Problem to work on → Some lines of these records may hold the word "this"; state how many, using only the number.

(Extracts from a graphics dataset)
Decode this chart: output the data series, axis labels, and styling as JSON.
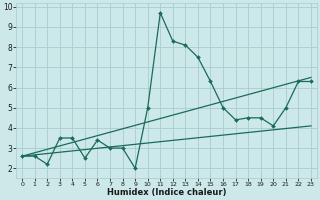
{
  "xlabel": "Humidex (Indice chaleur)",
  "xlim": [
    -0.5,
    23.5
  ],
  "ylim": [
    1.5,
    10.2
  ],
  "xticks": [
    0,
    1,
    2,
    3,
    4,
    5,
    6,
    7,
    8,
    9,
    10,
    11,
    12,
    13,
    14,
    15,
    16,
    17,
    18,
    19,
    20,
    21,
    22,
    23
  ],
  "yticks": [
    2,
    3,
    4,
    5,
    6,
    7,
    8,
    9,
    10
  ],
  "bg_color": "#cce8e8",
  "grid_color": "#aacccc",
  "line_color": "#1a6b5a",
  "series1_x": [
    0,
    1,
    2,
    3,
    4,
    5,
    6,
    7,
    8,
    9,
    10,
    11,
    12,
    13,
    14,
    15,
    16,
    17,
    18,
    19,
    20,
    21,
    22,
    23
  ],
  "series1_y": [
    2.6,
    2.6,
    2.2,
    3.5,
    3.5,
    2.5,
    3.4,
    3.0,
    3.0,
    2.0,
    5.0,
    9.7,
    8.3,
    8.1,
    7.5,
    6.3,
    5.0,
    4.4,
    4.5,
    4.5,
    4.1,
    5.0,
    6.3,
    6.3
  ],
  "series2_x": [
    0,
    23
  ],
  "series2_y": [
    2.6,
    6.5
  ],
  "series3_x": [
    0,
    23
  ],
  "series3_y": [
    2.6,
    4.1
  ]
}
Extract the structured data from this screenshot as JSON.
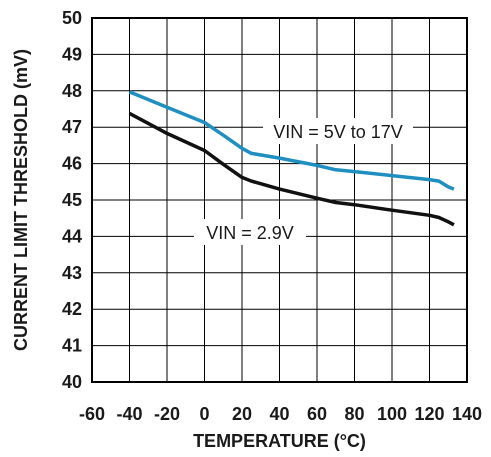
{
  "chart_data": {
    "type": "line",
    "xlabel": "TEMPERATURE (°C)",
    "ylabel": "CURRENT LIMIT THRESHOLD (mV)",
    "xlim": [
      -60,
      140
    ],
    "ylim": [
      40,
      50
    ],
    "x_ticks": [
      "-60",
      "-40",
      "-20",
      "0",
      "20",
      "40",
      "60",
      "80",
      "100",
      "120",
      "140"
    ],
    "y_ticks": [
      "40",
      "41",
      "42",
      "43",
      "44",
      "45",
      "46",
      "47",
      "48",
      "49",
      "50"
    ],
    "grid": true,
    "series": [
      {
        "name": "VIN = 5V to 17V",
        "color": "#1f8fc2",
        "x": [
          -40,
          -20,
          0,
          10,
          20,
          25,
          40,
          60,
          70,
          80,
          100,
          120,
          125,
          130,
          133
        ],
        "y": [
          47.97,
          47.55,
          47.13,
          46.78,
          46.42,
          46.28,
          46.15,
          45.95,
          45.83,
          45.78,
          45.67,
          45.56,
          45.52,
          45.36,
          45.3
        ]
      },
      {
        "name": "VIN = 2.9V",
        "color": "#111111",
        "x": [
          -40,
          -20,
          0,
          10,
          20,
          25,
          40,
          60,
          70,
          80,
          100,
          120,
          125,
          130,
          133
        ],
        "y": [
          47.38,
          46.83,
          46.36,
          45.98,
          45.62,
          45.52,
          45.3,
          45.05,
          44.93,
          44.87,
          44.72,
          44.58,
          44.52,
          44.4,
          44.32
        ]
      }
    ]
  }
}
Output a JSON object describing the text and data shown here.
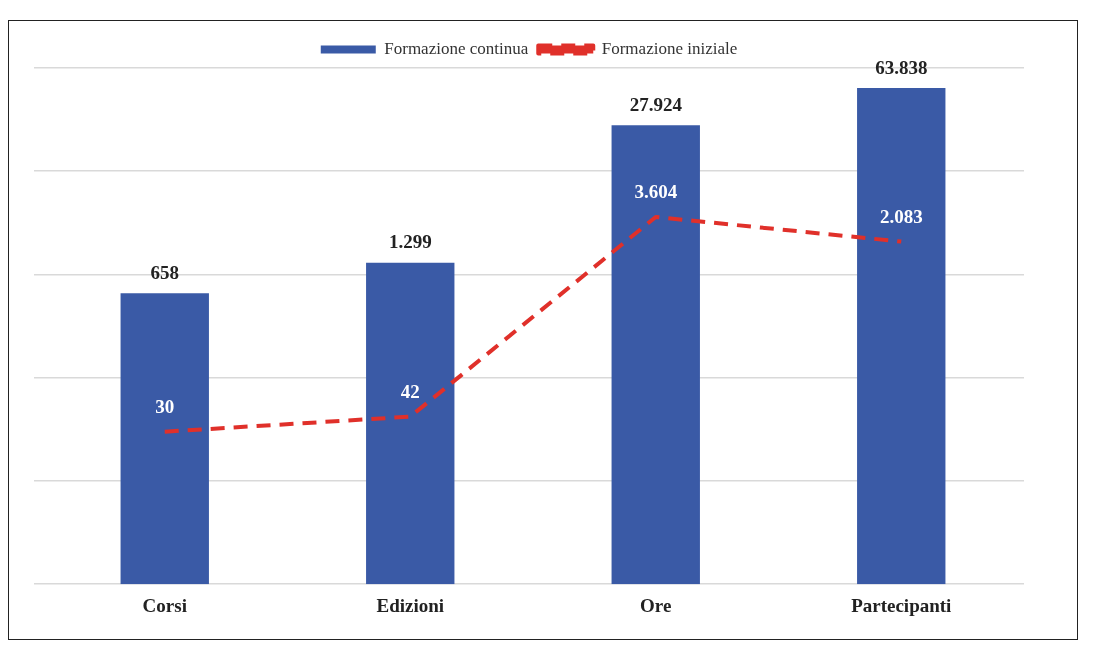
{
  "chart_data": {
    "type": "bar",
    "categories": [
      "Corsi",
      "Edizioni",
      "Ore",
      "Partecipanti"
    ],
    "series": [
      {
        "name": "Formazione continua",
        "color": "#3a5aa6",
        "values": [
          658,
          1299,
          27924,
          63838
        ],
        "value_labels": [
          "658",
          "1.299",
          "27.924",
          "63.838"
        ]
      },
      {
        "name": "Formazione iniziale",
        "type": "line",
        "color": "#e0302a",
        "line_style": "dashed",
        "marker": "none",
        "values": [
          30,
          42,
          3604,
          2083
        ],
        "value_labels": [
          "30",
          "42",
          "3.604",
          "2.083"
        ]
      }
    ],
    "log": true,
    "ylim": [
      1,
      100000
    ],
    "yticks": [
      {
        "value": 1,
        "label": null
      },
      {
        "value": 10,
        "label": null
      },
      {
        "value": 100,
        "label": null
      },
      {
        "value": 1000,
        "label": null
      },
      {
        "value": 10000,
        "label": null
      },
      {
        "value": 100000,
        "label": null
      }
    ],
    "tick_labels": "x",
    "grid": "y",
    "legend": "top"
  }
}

==

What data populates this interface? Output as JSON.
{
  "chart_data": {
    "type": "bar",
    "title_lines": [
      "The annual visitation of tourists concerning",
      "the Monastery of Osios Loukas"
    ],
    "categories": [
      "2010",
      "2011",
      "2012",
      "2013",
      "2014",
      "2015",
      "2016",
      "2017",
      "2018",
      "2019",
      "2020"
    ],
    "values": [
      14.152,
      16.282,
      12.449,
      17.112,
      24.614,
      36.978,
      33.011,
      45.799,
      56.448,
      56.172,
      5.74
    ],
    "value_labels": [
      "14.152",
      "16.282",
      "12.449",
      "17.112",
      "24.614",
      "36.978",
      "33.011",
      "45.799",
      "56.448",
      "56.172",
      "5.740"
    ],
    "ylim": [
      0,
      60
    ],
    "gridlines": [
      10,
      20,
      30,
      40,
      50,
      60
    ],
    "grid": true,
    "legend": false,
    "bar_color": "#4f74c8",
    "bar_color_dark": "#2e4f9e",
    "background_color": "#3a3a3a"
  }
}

Task response → 3